→ TASKS AND EXERCISES
• 1. In the piece on the Farming Tax, shorten the paragraph beginning "Between many of the HWEN Partner organisations" while keeping its main facts.
• 2. Summarize the piece on the Farming Tax in two sentences.

→ DOCUMENT TEXT
*-*-*

Putting the media on notice about the Farming Tax

Bryce, Laurie, Mel, and the Team at Groundswell NZ

The Farming Tax is fast approaching, with the date for finalising agricultural emissions pricing options under the He Waka Eke Noa (HWEN) Partnership set for 31 May.

The public debate about agricultural emissions pricing has been sorely lacking in serious discussion about how pricing (taxing) emissions will affect grassroots farmers and growers and devoid of rigorous consideration about how pricing will actually reduce global emissions.

Between many of the HWEN Partner organisations preferring to apologise for Government policy, rather than represent their farmers and growers, and a complicit mainstream media treating any criticism of the Government’s particular climate policy as denying climate change, the New Zealand public and agriculture sector have been left with a poor excuse for a public policy debate.

That’s why we wrote an open letter to the New Zealand Media, demanding fair coverage of the alternatives to the Government’s emissions pricing (taxing) plans and explaining where they’ve gone wrong.

*-*-*

→ DATA BLOCK
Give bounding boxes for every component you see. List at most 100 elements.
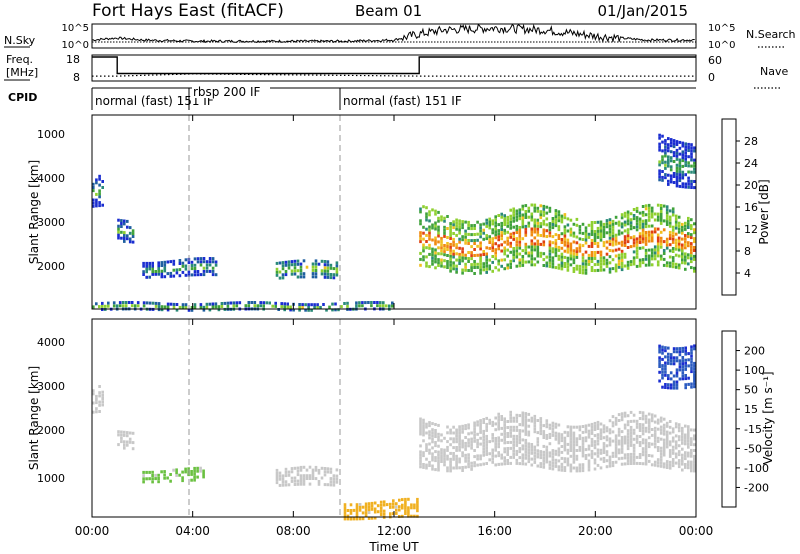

*-*-*

→ ANSWERS TO THE TASKS
• 1. Many HWEN Partner organizations apologize for Government policy instead of representing their farmers and growers, and a complicit mainstream media treats any criticism of the Government's climate policy as climate change denial. As a result, the New Zealand public and agriculture sector have been left with a poor public policy debate.

• 2. The Farming Tax is approaching, with agricultural emissions pricing options under the He Waka Eke Noa Partnership to be finalized by 31 May. Public debate has lacked serious discussion of how pricing will affect grassroots farmers and growers and whether it will reduce global emissions, so the team at Groundswell NZ wrote an open letter to the New Zealand media demanding fair coverage of alternatives to the Government's plans.